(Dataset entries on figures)
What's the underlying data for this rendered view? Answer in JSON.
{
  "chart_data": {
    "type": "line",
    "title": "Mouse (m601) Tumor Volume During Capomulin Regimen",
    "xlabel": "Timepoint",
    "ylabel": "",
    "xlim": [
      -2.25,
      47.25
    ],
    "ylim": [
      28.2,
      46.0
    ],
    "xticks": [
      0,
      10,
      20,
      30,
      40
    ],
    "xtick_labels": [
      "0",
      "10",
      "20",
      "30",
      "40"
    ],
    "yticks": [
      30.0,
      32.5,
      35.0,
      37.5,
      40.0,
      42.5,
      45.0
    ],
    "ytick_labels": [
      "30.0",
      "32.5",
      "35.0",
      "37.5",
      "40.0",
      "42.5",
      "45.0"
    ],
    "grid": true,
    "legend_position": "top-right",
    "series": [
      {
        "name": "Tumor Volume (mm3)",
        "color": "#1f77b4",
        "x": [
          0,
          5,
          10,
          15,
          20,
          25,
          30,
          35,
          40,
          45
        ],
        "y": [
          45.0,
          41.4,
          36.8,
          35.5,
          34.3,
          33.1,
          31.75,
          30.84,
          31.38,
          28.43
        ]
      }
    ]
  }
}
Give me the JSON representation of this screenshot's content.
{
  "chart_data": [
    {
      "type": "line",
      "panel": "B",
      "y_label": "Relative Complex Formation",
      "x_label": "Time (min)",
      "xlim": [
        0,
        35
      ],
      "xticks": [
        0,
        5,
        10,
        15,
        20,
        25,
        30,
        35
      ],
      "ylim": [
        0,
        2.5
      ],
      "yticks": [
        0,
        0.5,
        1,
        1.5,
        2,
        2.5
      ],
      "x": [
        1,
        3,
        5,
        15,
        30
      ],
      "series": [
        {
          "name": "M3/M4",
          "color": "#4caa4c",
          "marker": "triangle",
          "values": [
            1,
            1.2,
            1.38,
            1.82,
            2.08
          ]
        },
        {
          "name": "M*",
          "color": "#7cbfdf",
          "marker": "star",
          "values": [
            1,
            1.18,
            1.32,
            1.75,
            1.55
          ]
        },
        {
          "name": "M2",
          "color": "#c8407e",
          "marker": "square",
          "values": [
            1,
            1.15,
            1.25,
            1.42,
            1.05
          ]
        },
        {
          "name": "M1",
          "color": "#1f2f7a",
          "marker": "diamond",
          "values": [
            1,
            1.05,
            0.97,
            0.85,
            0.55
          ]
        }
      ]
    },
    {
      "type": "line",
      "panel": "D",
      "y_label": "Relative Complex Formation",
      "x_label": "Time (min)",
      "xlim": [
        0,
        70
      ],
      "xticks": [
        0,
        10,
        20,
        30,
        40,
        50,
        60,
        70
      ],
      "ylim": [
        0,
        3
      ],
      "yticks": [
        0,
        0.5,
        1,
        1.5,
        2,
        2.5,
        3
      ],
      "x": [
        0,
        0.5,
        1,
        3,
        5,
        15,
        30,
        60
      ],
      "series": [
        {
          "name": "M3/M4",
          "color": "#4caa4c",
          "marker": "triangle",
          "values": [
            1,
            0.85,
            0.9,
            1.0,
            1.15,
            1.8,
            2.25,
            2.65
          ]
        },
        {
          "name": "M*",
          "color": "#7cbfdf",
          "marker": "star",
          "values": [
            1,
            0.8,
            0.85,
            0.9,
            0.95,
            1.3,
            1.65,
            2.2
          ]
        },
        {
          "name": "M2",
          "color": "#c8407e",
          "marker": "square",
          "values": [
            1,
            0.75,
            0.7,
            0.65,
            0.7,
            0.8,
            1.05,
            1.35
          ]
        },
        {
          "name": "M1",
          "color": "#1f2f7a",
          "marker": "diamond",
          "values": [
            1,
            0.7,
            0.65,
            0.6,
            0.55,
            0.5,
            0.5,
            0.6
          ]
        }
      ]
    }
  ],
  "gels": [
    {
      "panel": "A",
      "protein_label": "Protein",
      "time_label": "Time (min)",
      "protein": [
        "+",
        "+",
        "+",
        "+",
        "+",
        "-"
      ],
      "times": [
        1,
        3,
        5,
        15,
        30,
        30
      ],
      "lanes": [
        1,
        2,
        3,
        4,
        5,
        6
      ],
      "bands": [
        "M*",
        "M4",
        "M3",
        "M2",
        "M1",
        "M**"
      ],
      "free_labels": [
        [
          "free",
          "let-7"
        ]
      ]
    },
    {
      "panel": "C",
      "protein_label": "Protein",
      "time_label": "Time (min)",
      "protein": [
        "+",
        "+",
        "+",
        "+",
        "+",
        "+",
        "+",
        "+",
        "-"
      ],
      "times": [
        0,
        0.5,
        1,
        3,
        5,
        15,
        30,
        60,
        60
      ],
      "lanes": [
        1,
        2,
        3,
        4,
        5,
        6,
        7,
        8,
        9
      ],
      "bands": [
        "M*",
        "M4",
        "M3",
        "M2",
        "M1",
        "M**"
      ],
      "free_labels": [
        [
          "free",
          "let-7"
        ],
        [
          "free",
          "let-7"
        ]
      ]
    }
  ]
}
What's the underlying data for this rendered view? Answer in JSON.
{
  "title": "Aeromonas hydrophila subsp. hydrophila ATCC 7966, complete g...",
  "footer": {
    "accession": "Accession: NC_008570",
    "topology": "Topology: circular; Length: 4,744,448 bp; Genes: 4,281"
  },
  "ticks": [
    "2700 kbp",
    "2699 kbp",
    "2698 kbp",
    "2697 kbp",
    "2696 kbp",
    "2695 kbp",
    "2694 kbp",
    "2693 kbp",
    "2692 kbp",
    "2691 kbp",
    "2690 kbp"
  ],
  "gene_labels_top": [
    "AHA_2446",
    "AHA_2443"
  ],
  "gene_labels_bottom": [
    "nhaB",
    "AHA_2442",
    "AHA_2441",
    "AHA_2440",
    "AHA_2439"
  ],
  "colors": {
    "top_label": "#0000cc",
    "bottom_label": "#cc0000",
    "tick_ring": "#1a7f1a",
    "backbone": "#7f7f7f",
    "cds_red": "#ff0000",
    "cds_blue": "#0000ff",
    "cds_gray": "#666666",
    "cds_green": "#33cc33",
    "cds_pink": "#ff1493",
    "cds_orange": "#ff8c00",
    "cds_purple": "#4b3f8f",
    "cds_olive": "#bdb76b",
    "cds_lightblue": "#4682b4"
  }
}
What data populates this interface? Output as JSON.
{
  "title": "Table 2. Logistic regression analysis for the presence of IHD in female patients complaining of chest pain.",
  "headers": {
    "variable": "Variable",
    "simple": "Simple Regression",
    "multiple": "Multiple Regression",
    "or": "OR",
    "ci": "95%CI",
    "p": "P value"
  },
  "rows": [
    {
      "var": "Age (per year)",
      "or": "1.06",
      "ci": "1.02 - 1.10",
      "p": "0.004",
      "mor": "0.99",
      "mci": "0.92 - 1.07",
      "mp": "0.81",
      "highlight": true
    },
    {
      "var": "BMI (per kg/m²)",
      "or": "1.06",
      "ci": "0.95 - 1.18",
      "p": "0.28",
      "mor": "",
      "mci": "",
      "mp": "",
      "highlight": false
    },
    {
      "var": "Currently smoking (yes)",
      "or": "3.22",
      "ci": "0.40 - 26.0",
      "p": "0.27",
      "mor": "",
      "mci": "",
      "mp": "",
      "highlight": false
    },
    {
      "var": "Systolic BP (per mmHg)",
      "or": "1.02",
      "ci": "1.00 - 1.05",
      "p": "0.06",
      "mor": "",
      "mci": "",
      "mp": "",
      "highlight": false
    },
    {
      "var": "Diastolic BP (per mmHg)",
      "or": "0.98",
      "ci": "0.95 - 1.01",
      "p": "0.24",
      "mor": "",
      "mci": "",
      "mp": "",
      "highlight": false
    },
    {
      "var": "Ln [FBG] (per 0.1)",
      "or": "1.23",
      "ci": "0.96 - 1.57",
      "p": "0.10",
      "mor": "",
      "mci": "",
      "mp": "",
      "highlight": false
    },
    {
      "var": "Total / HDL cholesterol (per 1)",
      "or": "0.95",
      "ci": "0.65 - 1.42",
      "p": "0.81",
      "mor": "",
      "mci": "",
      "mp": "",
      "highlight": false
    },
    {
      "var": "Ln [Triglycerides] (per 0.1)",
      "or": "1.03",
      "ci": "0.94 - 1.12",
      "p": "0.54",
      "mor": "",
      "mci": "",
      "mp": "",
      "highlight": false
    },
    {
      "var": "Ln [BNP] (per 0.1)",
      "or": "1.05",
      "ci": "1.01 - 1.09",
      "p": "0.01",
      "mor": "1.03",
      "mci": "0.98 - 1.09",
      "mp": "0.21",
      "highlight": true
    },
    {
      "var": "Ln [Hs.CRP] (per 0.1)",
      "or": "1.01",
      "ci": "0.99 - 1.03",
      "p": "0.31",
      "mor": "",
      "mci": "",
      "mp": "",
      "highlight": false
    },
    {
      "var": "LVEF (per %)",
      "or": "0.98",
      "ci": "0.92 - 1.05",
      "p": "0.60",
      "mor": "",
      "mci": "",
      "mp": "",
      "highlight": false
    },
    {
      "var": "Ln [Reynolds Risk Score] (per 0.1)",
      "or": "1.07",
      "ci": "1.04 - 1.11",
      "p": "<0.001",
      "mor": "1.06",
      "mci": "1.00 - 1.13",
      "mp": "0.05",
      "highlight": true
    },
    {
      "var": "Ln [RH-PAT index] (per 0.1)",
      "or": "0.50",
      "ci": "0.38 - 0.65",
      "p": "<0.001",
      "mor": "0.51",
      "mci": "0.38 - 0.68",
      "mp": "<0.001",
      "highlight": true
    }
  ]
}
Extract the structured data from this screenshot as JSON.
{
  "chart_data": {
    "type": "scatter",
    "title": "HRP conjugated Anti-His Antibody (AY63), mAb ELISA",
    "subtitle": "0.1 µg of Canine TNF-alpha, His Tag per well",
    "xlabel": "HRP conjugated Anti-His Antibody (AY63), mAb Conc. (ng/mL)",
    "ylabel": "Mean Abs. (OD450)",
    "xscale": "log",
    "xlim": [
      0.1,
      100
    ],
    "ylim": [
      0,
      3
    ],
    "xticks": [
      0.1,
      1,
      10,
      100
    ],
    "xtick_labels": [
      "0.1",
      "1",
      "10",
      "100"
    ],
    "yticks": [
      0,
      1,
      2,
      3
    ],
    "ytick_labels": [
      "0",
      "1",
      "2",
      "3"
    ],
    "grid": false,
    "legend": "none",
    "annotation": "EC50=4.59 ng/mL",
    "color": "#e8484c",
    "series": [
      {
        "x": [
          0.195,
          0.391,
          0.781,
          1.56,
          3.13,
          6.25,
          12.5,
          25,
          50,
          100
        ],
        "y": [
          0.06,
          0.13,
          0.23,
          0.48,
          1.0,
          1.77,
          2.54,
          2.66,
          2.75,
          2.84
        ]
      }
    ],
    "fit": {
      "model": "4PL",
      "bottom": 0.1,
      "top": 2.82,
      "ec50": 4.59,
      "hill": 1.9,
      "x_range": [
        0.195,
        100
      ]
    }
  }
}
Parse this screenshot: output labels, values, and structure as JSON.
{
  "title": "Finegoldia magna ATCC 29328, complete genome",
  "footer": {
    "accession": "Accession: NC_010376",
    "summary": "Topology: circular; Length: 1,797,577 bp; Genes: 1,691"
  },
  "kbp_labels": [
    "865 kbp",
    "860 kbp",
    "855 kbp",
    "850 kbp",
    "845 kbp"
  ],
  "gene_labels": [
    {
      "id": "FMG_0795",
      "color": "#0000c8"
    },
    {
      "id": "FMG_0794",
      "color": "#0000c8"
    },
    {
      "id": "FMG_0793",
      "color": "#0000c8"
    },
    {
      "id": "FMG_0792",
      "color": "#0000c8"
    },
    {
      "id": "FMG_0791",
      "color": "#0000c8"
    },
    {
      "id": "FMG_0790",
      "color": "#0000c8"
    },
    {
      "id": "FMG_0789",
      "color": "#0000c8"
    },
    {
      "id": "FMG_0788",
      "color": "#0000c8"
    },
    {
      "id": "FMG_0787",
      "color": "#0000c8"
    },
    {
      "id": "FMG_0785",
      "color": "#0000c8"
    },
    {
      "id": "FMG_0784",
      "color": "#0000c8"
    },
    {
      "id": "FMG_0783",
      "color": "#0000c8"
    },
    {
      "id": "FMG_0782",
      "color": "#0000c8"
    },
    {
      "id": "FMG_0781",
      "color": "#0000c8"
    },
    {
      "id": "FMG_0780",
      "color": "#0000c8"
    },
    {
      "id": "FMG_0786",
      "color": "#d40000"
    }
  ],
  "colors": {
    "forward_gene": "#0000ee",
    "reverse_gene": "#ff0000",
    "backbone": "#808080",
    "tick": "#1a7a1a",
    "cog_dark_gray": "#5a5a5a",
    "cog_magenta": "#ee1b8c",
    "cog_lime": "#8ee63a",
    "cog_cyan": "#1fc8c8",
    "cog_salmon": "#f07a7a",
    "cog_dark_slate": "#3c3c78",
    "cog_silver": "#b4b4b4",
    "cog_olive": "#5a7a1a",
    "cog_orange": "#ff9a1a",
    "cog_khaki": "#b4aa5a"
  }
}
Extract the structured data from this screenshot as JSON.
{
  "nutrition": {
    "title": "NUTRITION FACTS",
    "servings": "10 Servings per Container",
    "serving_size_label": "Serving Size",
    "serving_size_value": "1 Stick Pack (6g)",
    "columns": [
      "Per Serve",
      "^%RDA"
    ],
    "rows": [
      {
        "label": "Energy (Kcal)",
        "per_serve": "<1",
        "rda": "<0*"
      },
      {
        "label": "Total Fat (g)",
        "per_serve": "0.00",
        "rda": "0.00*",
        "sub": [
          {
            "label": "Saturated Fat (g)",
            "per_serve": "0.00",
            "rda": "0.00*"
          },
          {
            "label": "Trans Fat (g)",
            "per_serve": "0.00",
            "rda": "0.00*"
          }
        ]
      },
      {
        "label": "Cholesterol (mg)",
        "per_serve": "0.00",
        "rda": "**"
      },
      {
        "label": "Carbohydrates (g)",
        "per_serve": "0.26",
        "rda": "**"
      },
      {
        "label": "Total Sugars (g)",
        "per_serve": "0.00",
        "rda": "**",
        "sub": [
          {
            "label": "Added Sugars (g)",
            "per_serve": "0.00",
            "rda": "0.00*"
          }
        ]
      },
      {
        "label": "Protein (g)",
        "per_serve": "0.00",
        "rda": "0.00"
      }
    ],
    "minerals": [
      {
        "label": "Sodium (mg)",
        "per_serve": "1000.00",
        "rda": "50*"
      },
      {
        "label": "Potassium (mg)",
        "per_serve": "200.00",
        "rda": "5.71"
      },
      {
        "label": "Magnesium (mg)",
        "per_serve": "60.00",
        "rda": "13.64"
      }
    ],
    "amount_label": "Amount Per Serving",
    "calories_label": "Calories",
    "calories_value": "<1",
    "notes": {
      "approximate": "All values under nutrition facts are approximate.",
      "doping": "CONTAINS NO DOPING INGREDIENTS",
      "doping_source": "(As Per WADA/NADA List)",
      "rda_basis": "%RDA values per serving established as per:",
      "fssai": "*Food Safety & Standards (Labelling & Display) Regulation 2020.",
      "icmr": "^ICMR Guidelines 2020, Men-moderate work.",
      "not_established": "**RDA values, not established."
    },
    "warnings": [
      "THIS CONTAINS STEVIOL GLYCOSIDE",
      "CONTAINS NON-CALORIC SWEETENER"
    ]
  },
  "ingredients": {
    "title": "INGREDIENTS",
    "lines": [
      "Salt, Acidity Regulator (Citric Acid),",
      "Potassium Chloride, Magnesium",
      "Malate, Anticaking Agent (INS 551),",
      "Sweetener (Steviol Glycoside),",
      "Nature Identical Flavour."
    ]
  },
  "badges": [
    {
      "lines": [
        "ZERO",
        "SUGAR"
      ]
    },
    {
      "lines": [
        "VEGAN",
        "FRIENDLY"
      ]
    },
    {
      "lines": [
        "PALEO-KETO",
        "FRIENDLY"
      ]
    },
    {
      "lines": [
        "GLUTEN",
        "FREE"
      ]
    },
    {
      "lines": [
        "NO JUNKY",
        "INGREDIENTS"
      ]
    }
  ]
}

Exercise goal:
Counting only those lines of the data above where the word "Length" appears, give the number and nothing more.

Written response:
2